* [WHAT YOU SHOULD DO]: The records below must be duplicated exactly, character for character.

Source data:
* Begin *

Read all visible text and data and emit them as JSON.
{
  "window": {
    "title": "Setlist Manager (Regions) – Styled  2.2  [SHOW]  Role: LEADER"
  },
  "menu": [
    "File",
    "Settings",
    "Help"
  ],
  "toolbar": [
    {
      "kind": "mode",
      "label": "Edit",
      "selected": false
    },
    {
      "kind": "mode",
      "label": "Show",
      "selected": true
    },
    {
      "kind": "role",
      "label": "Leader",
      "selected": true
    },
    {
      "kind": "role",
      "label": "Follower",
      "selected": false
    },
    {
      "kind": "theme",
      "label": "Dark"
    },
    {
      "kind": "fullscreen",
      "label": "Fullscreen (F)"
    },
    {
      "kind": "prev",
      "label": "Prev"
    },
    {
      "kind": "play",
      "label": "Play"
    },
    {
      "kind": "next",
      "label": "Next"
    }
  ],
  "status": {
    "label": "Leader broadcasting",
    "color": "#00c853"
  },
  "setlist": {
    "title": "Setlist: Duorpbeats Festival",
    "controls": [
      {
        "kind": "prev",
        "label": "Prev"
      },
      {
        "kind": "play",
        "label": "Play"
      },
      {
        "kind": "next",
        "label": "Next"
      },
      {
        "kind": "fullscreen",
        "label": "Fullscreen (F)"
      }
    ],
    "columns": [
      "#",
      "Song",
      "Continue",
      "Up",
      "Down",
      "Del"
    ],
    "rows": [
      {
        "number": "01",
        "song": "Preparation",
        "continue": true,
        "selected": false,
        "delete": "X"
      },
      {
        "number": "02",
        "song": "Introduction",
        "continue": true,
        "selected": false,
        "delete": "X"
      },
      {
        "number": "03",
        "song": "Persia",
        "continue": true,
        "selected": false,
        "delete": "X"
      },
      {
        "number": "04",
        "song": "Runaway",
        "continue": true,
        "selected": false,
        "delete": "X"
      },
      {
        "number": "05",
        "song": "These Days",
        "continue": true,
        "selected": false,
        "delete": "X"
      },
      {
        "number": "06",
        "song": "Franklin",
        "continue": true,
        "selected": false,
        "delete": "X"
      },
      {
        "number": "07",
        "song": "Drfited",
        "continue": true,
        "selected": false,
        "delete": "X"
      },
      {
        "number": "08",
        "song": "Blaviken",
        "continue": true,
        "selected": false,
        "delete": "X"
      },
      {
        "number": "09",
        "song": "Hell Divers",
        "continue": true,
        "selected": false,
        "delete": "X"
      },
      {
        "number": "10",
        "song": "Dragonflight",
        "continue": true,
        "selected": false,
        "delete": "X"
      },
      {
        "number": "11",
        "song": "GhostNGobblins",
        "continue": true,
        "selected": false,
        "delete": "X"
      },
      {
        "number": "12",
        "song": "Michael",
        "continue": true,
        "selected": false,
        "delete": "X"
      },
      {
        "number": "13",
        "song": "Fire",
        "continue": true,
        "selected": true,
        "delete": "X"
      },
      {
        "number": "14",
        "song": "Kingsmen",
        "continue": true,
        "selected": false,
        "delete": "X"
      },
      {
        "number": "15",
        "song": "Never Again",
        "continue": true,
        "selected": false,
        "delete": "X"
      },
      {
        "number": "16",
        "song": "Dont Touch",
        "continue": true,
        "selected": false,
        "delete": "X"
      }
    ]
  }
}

* End *

* [ANSWER]:
Read all visible text and data and emit them as JSON.
{
  "window": {
    "title": "Setlist Manager (Regions) – Styled  2.2  [SHOW]  Role: LEADER"
  },
  "menu": [
    "File",
    "Settings",
    "Help"
  ],
  "toolbar": [
    {
      "kind": "mode",
      "label": "Edit",
      "selected": false
    },
    {
      "kind": "mode",
      "label": "Show",
      "selected": true
    },
    {
      "kind": "role",
      "label": "Leader",
      "selected": true
    },
    {
      "kind": "role",
      "label": "Follower",
      "selected": false
    },
    {
      "kind": "theme",
      "label": "Dark"
    },
    {
      "kind": "fullscreen",
      "label": "Fullscreen (F)"
    },
    {
      "kind": "prev",
      "label": "Prev"
    },
    {
      "kind": "play",
      "label": "Play"
    },
    {
      "kind": "next",
      "label": "Next"
    }
  ],
  "status": {
    "label": "Leader broadcasting",
    "color": "#00c853"
  },
  "setlist": {
    "title": "Setlist: Duorpbeats Festival",
    "controls": [
      {
        "kind": "prev",
        "label": "Prev"
      },
      {
        "kind": "play",
        "label": "Play"
      },
      {
        "kind": "next",
        "label": "Next"
      },
      {
        "kind": "fullscreen",
        "label": "Fullscreen (F)"
      }
    ],
    "columns": [
      "#",
      "Song",
      "Continue",
      "Up",
      "Down",
      "Del"
    ],
    "rows": [
      {
        "number": "01",
        "song": "Preparation",
        "continue": true,
        "selected": false,
        "delete": "X"
      },
      {
        "number": "02",
        "song": "Introduction",
        "continue": true,
        "selected": false,
        "delete": "X"
      },
      {
        "number": "03",
        "song": "Persia",
        "continue": true,
        "selected": false,
        "delete": "X"
      },
      {
        "number": "04",
        "song": "Runaway",
        "continue": true,
        "selected": false,
        "delete": "X"
      },
      {
        "number": "05",
        "song": "These Days",
        "continue": true,
        "selected": false,
        "delete": "X"
      },
      {
        "number": "06",
        "song": "Franklin",
        "continue": true,
        "selected": false,
        "delete": "X"
      },
      {
        "number": "07",
        "song": "Drfited",
        "continue": true,
        "selected": false,
        "delete": "X"
      },
      {
        "number": "08",
        "song": "Blaviken",
        "continue": true,
        "selected": false,
        "delete": "X"
      },
      {
        "number": "09",
        "song": "Hell Divers",
        "continue": true,
        "selected": false,
        "delete": "X"
      },
      {
        "number": "10",
        "song": "Dragonflight",
        "continue": true,
        "selected": false,
        "delete": "X"
      },
      {
        "number": "11",
        "song": "GhostNGobblins",
        "continue": true,
        "selected": false,
        "delete": "X"
      },
      {
        "number": "12",
        "song": "Michael",
        "continue": true,
        "selected": false,
        "delete": "X"
      },
      {
        "number": "13",
        "song": "Fire",
        "continue": true,
        "selected": true,
        "delete": "X"
      },
      {
        "number": "14",
        "song": "Kingsmen",
        "continue": true,
        "selected": false,
        "delete": "X"
      },
      {
        "number": "15",
        "song": "Never Again",
        "continue": true,
        "selected": false,
        "delete": "X"
      },
      {
        "number": "16",
        "song": "Dont Touch",
        "continue": true,
        "selected": false,
        "delete": "X"
      }
    ]
  }
}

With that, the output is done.